Instructions to follow. Go through the entries and count the lines with the string "Architected" in them. Give only that number.

------------------------------------

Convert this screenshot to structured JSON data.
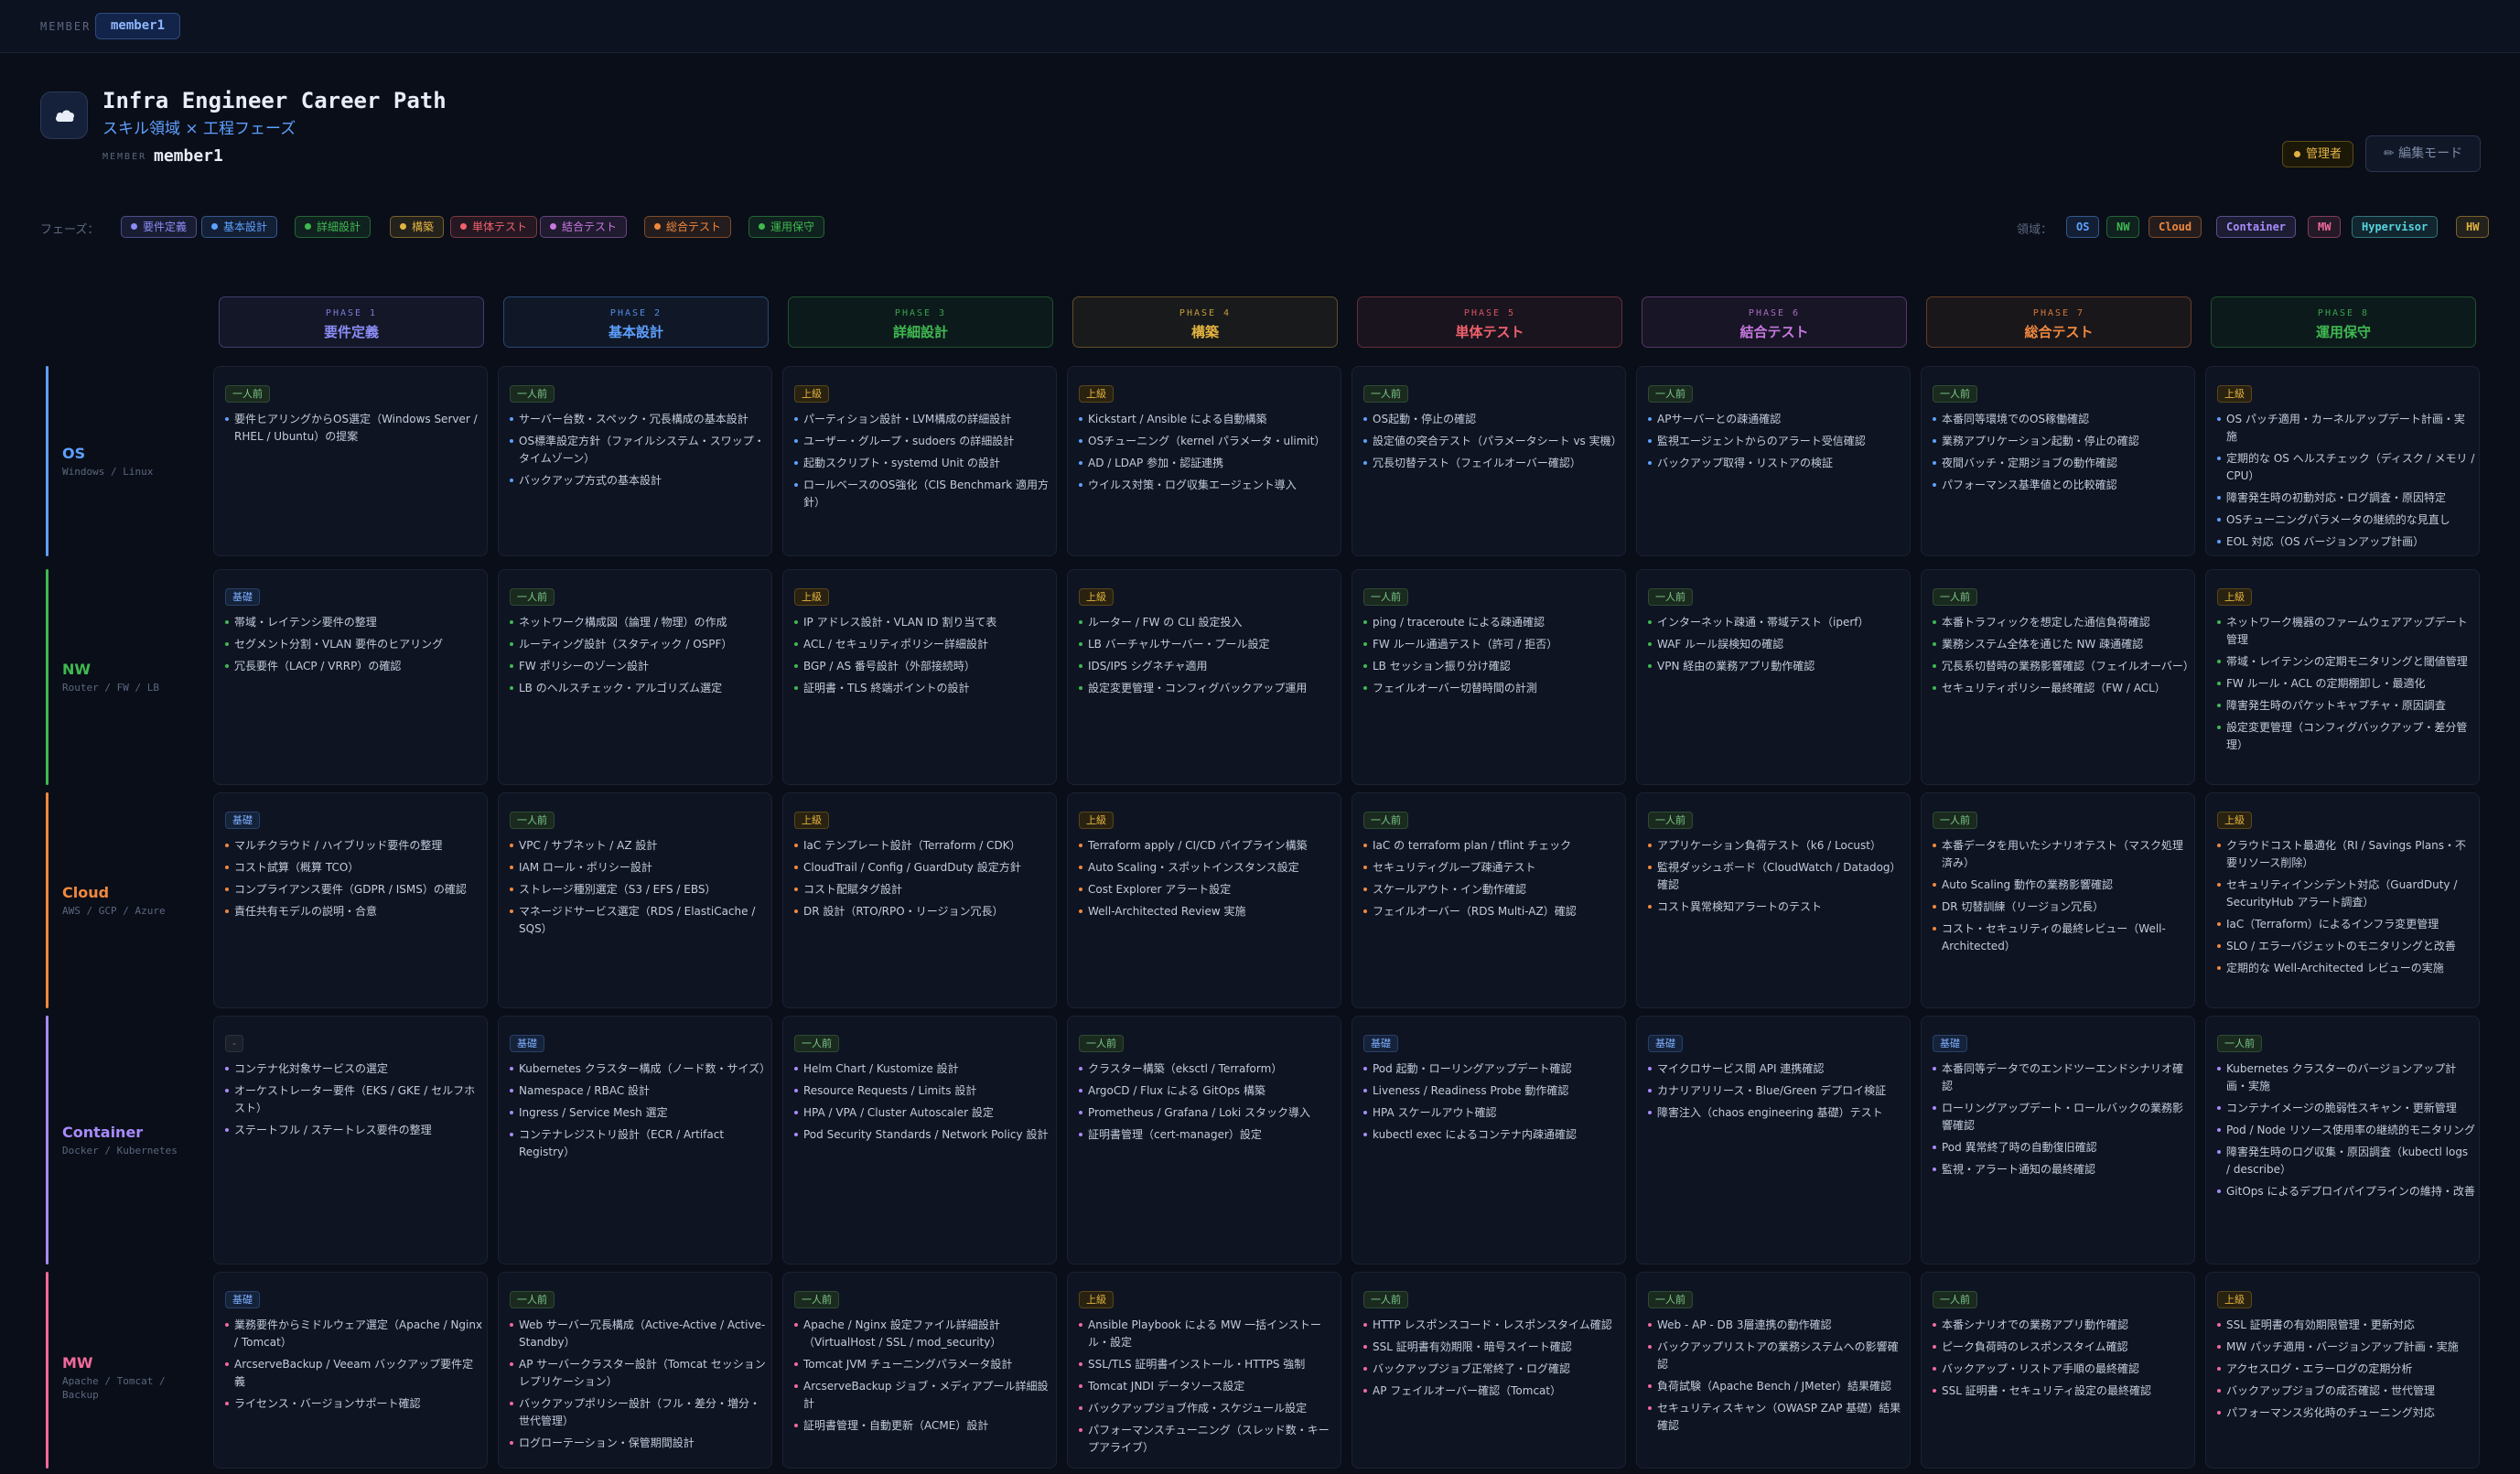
{
  "topbar": {
    "label": "MEMBER",
    "member": "member1"
  },
  "header": {
    "title": "Infra Engineer Career Path",
    "subtitle": "スキル領域 × 工程フェーズ",
    "member_label": "MEMBER",
    "member_value": "member1",
    "admin_badge": "管理者",
    "edit_button": "✏ 編集モード"
  },
  "filters": {
    "phase_label": "フェーズ：",
    "phases": [
      "要件定義",
      "基本設計",
      "詳細設計",
      "構築",
      "単体テスト",
      "結合テスト",
      "総合テスト",
      "運用保守"
    ],
    "domain_label": "領域：",
    "domains": [
      "OS",
      "NW",
      "Cloud",
      "Container",
      "MW",
      "Hypervisor",
      "HW"
    ]
  },
  "colors": {
    "phases": [
      "#8b8cf5",
      "#5ea0ff",
      "#3fb950",
      "#e3b341",
      "#f0616d",
      "#c678dd",
      "#f0883e",
      "#3fb950"
    ],
    "domains": [
      "#5ea0ff",
      "#3fb950",
      "#f0883e",
      "#a78bfa",
      "#f06a9c",
      "#56d4dd",
      "#e3b341"
    ]
  },
  "phase_headers": [
    {
      "num": "PHASE 1",
      "name": "要件定義"
    },
    {
      "num": "PHASE 2",
      "name": "基本設計"
    },
    {
      "num": "PHASE 3",
      "name": "詳細設計"
    },
    {
      "num": "PHASE 4",
      "name": "構築"
    },
    {
      "num": "PHASE 5",
      "name": "単体テスト"
    },
    {
      "num": "PHASE 6",
      "name": "結合テスト"
    },
    {
      "num": "PHASE 7",
      "name": "総合テスト"
    },
    {
      "num": "PHASE 8",
      "name": "運用保守"
    }
  ],
  "rows": [
    {
      "name": "OS",
      "sub": "Windows / Linux",
      "cells": [
        {
          "level": "一人前",
          "items": [
            "要件ヒアリングからOS選定（Windows Server / RHEL / Ubuntu）の提案"
          ]
        },
        {
          "level": "一人前",
          "items": [
            "サーバー台数・スペック・冗長構成の基本設計",
            "OS標準設定方針（ファイルシステム・スワップ・タイムゾーン）",
            "バックアップ方式の基本設計"
          ]
        },
        {
          "level": "上級",
          "items": [
            "パーティション設計・LVM構成の詳細設計",
            "ユーザー・グループ・sudoers の詳細設計",
            "起動スクリプト・systemd Unit の設計",
            "ロールベースのOS強化（CIS Benchmark 適用方針）"
          ]
        },
        {
          "level": "上級",
          "items": [
            "Kickstart / Ansible による自動構築",
            "OSチューニング（kernel パラメータ・ulimit）",
            "AD / LDAP 参加・認証連携",
            "ウイルス対策・ログ収集エージェント導入"
          ]
        },
        {
          "level": "一人前",
          "items": [
            "OS起動・停止の確認",
            "設定値の突合テスト（パラメータシート vs 実機）",
            "冗長切替テスト（フェイルオーバー確認）"
          ]
        },
        {
          "level": "一人前",
          "items": [
            "APサーバーとの疎通確認",
            "監視エージェントからのアラート受信確認",
            "バックアップ取得・リストアの検証"
          ]
        },
        {
          "level": "一人前",
          "items": [
            "本番同等環境でのOS稼働確認",
            "業務アプリケーション起動・停止の確認",
            "夜間バッチ・定期ジョブの動作確認",
            "パフォーマンス基準値との比較確認"
          ]
        },
        {
          "level": "上級",
          "items": [
            "OS パッチ適用・カーネルアップデート計画・実施",
            "定期的な OS ヘルスチェック（ディスク / メモリ / CPU）",
            "障害発生時の初動対応・ログ調査・原因特定",
            "OSチューニングパラメータの継続的な見直し",
            "EOL 対応（OS バージョンアップ計画）"
          ]
        }
      ]
    },
    {
      "name": "NW",
      "sub": "Router / FW / LB",
      "cells": [
        {
          "level": "基礎",
          "items": [
            "帯域・レイテンシ要件の整理",
            "セグメント分割・VLAN 要件のヒアリング",
            "冗長要件（LACP / VRRP）の確認"
          ]
        },
        {
          "level": "一人前",
          "items": [
            "ネットワーク構成図（論理 / 物理）の作成",
            "ルーティング設計（スタティック / OSPF）",
            "FW ポリシーのゾーン設計",
            "LB のヘルスチェック・アルゴリズム選定"
          ]
        },
        {
          "level": "上級",
          "items": [
            "IP アドレス設計・VLAN ID 割り当て表",
            "ACL / セキュリティポリシー詳細設計",
            "BGP / AS 番号設計（外部接続時）",
            "証明書・TLS 終端ポイントの設計"
          ]
        },
        {
          "level": "上級",
          "items": [
            "ルーター / FW の CLI 設定投入",
            "LB バーチャルサーバー・プール設定",
            "IDS/IPS シグネチャ適用",
            "設定変更管理・コンフィグバックアップ運用"
          ]
        },
        {
          "level": "一人前",
          "items": [
            "ping / traceroute による疎通確認",
            "FW ルール通過テスト（許可 / 拒否）",
            "LB セッション振り分け確認",
            "フェイルオーバー切替時間の計測"
          ]
        },
        {
          "level": "一人前",
          "items": [
            "インターネット疎通・帯域テスト（iperf）",
            "WAF ルール誤検知の確認",
            "VPN 経由の業務アプリ動作確認"
          ]
        },
        {
          "level": "一人前",
          "items": [
            "本番トラフィックを想定した通信負荷確認",
            "業務システム全体を通じた NW 疎通確認",
            "冗長系切替時の業務影響確認（フェイルオーバー）",
            "セキュリティポリシー最終確認（FW / ACL）"
          ]
        },
        {
          "level": "上級",
          "items": [
            "ネットワーク機器のファームウェアアップデート管理",
            "帯域・レイテンシの定期モニタリングと閾値管理",
            "FW ルール・ACL の定期棚卸し・最適化",
            "障害発生時のパケットキャプチャ・原因調査",
            "設定変更管理（コンフィグバックアップ・差分管理）"
          ]
        }
      ]
    },
    {
      "name": "Cloud",
      "sub": "AWS / GCP / Azure",
      "cells": [
        {
          "level": "基礎",
          "items": [
            "マルチクラウド / ハイブリッド要件の整理",
            "コスト試算（概算 TCO）",
            "コンプライアンス要件（GDPR / ISMS）の確認",
            "責任共有モデルの説明・合意"
          ]
        },
        {
          "level": "一人前",
          "items": [
            "VPC / サブネット / AZ 設計",
            "IAM ロール・ポリシー設計",
            "ストレージ種別選定（S3 / EFS / EBS）",
            "マネージドサービス選定（RDS / ElastiCache / SQS）"
          ]
        },
        {
          "level": "上級",
          "items": [
            "IaC テンプレート設計（Terraform / CDK）",
            "CloudTrail / Config / GuardDuty 設定方針",
            "コスト配賦タグ設計",
            "DR 設計（RTO/RPO・リージョン冗長）"
          ]
        },
        {
          "level": "上級",
          "items": [
            "Terraform apply / CI/CD パイプライン構築",
            "Auto Scaling・スポットインスタンス設定",
            "Cost Explorer アラート設定",
            "Well-Architected Review 実施"
          ]
        },
        {
          "level": "一人前",
          "items": [
            "IaC の terraform plan / tflint チェック",
            "セキュリティグループ疎通テスト",
            "スケールアウト・イン動作確認",
            "フェイルオーバー（RDS Multi-AZ）確認"
          ]
        },
        {
          "level": "一人前",
          "items": [
            "アプリケーション負荷テスト（k6 / Locust）",
            "監視ダッシュボード（CloudWatch / Datadog）確認",
            "コスト異常検知アラートのテスト"
          ]
        },
        {
          "level": "一人前",
          "items": [
            "本番データを用いたシナリオテスト（マスク処理済み）",
            "Auto Scaling 動作の業務影響確認",
            "DR 切替訓練（リージョン冗長）",
            "コスト・セキュリティの最終レビュー（Well-Architected）"
          ]
        },
        {
          "level": "上級",
          "items": [
            "クラウドコスト最適化（RI / Savings Plans・不要リソース削除）",
            "セキュリティインシデント対応（GuardDuty / SecurityHub アラート調査）",
            "IaC（Terraform）によるインフラ変更管理",
            "SLO / エラーバジェットのモニタリングと改善",
            "定期的な Well-Architected レビューの実施"
          ]
        }
      ]
    },
    {
      "name": "Container",
      "sub": "Docker / Kubernetes",
      "cells": [
        {
          "level": "-",
          "items": [
            "コンテナ化対象サービスの選定",
            "オーケストレーター要件（EKS / GKE / セルフホスト）",
            "ステートフル / ステートレス要件の整理"
          ]
        },
        {
          "level": "基礎",
          "items": [
            "Kubernetes クラスター構成（ノード数・サイズ）",
            "Namespace / RBAC 設計",
            "Ingress / Service Mesh 選定",
            "コンテナレジストリ設計（ECR / Artifact Registry）"
          ]
        },
        {
          "level": "一人前",
          "items": [
            "Helm Chart / Kustomize 設計",
            "Resource Requests / Limits 設計",
            "HPA / VPA / Cluster Autoscaler 設定",
            "Pod Security Standards / Network Policy 設計"
          ]
        },
        {
          "level": "一人前",
          "items": [
            "クラスター構築（eksctl / Terraform）",
            "ArgoCD / Flux による GitOps 構築",
            "Prometheus / Grafana / Loki スタック導入",
            "証明書管理（cert-manager）設定"
          ]
        },
        {
          "level": "基礎",
          "items": [
            "Pod 起動・ローリングアップデート確認",
            "Liveness / Readiness Probe 動作確認",
            "HPA スケールアウト確認",
            "kubectl exec によるコンテナ内疎通確認"
          ]
        },
        {
          "level": "基礎",
          "items": [
            "マイクロサービス間 API 連携確認",
            "カナリアリリース・Blue/Green デプロイ検証",
            "障害注入（chaos engineering 基礎）テスト"
          ]
        },
        {
          "level": "基礎",
          "items": [
            "本番同等データでのエンドツーエンドシナリオ確認",
            "ローリングアップデート・ロールバックの業務影響確認",
            "Pod 異常終了時の自動復旧確認",
            "監視・アラート通知の最終確認"
          ]
        },
        {
          "level": "一人前",
          "items": [
            "Kubernetes クラスターのバージョンアップ計画・実施",
            "コンテナイメージの脆弱性スキャン・更新管理",
            "Pod / Node リソース使用率の継続的モニタリング",
            "障害発生時のログ収集・原因調査（kubectl logs / describe）",
            "GitOps によるデプロイパイプラインの維持・改善"
          ]
        }
      ]
    },
    {
      "name": "MW",
      "sub": "Apache / Tomcat / Backup",
      "cells": [
        {
          "level": "基礎",
          "items": [
            "業務要件からミドルウェア選定（Apache / Nginx / Tomcat）",
            "ArcserveBackup / Veeam バックアップ要件定義",
            "ライセンス・バージョンサポート確認"
          ]
        },
        {
          "level": "一人前",
          "items": [
            "Web サーバー冗長構成（Active-Active / Active-Standby）",
            "AP サーバークラスター設計（Tomcat セッションレプリケーション）",
            "バックアップポリシー設計（フル・差分・増分・世代管理）",
            "ログローテーション・保管期間設計"
          ]
        },
        {
          "level": "一人前",
          "items": [
            "Apache / Nginx 設定ファイル詳細設計（VirtualHost / SSL / mod_security）",
            "Tomcat JVM チューニングパラメータ設計",
            "ArcserveBackup ジョブ・メディアプール詳細設計",
            "証明書管理・自動更新（ACME）設計"
          ]
        },
        {
          "level": "上級",
          "items": [
            "Ansible Playbook による MW 一括インストール・設定",
            "SSL/TLS 証明書インストール・HTTPS 強制",
            "Tomcat JNDI データソース設定",
            "バックアップジョブ作成・スケジュール設定",
            "パフォーマンスチューニング（スレッド数・キープアライブ）"
          ]
        },
        {
          "level": "一人前",
          "items": [
            "HTTP レスポンスコード・レスポンスタイム確認",
            "SSL 証明書有効期限・暗号スイート確認",
            "バックアップジョブ正常終了・ログ確認",
            "AP フェイルオーバー確認（Tomcat）"
          ]
        },
        {
          "level": "一人前",
          "items": [
            "Web - AP - DB 3層連携の動作確認",
            "バックアップリストアの業務システムへの影響確認",
            "負荷試験（Apache Bench / JMeter）結果確認",
            "セキュリティスキャン（OWASP ZAP 基礎）結果確認"
          ]
        },
        {
          "level": "一人前",
          "items": [
            "本番シナリオでの業務アプリ動作確認",
            "ピーク負荷時のレスポンスタイム確認",
            "バックアップ・リストア手順の最終確認",
            "SSL 証明書・セキュリティ設定の最終確認"
          ]
        },
        {
          "level": "上級",
          "items": [
            "SSL 証明書の有効期限管理・更新対応",
            "MW パッチ適用・バージョンアップ計画・実施",
            "アクセスログ・エラーログの定期分析",
            "バックアップジョブの成否確認・世代管理",
            "パフォーマンス劣化時のチューニング対応"
          ]
        }
      ]
    }
  ]
}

------------------------------------

Exercise output. 3